PROBLEM
How many lines in the records below contain the word "title"? Give only the number.

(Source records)
=-=-=-=-=

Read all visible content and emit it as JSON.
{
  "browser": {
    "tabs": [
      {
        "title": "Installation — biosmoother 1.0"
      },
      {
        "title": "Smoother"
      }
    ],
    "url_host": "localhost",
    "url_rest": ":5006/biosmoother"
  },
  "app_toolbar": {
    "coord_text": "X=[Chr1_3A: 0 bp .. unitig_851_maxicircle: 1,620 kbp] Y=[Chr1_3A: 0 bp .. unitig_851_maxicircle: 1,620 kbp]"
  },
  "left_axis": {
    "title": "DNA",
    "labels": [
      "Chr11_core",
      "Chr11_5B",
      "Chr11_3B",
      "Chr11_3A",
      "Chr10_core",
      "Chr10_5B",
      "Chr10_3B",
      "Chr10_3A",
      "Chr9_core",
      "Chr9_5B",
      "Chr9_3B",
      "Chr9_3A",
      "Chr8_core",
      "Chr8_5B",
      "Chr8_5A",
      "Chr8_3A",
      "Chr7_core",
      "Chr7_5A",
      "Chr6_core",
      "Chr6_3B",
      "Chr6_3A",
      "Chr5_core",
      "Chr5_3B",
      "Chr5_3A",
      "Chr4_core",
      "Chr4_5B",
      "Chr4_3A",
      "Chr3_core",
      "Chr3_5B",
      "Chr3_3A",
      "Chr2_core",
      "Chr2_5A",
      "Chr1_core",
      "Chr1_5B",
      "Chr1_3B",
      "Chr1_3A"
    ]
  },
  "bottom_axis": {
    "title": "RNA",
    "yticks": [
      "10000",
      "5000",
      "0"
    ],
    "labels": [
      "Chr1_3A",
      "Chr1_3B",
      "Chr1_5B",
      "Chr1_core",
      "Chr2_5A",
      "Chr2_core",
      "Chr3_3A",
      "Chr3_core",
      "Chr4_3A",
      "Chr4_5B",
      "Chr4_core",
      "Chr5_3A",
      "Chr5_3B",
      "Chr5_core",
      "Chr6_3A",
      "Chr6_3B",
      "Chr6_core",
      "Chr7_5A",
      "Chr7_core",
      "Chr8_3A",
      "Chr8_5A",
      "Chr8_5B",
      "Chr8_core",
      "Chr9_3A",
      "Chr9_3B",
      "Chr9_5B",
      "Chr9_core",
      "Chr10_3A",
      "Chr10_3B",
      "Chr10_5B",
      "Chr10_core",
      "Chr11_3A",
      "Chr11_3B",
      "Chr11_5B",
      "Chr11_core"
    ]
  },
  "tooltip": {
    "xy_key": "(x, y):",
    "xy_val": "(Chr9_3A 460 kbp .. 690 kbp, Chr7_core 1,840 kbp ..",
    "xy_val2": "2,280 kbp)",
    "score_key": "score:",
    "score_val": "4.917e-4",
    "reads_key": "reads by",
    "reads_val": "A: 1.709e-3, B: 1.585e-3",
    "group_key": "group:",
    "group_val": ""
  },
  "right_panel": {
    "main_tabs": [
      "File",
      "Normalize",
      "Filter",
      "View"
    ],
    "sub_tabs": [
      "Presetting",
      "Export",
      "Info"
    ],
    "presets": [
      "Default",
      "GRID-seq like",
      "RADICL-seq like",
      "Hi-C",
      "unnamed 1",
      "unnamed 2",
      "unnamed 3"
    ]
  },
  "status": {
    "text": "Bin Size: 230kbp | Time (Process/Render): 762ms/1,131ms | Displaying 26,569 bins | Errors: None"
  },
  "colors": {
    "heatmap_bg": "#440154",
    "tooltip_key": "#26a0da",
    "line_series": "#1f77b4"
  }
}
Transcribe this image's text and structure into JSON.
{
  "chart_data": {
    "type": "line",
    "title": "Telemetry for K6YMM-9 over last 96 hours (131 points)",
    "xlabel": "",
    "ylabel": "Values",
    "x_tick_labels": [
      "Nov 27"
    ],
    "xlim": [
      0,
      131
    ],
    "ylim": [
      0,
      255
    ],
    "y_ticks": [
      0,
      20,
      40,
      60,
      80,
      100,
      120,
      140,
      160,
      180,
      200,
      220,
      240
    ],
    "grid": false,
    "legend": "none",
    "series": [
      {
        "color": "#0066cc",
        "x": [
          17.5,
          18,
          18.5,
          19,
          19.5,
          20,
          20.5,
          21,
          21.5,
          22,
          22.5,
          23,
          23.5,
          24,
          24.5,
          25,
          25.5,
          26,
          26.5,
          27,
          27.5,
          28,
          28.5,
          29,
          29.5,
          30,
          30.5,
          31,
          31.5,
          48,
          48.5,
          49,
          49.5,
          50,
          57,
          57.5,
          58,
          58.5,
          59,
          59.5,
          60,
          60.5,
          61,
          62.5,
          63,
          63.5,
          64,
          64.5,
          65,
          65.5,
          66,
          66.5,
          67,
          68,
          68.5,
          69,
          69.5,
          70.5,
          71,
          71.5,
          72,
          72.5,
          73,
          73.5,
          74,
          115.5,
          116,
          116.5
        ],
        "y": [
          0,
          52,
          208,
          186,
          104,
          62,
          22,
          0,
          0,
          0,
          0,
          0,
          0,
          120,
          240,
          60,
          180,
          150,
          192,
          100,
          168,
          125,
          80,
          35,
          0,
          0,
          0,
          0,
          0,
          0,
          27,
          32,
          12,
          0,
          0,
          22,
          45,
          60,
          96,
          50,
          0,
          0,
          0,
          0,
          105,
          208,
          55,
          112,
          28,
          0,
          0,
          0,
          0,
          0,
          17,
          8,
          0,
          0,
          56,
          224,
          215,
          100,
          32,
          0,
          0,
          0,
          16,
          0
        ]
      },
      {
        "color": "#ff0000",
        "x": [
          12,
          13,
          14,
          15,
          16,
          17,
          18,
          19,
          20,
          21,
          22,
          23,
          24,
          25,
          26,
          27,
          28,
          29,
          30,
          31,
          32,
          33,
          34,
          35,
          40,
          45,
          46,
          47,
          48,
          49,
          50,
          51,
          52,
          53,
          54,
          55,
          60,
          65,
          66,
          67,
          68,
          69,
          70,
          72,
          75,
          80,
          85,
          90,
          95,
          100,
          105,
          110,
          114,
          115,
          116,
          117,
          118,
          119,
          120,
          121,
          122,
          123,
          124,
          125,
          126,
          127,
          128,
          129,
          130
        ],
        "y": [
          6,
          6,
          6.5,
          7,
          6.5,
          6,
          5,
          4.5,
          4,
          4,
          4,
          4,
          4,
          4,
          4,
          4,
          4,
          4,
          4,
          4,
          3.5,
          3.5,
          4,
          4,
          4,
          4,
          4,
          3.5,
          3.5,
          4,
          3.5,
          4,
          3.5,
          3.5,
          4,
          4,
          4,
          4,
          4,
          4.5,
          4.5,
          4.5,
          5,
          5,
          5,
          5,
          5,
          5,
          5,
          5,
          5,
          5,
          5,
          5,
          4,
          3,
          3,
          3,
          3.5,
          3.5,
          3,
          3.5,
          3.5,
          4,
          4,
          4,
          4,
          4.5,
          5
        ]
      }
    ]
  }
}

=-=-=-=-=

RESPONSE BELOW
5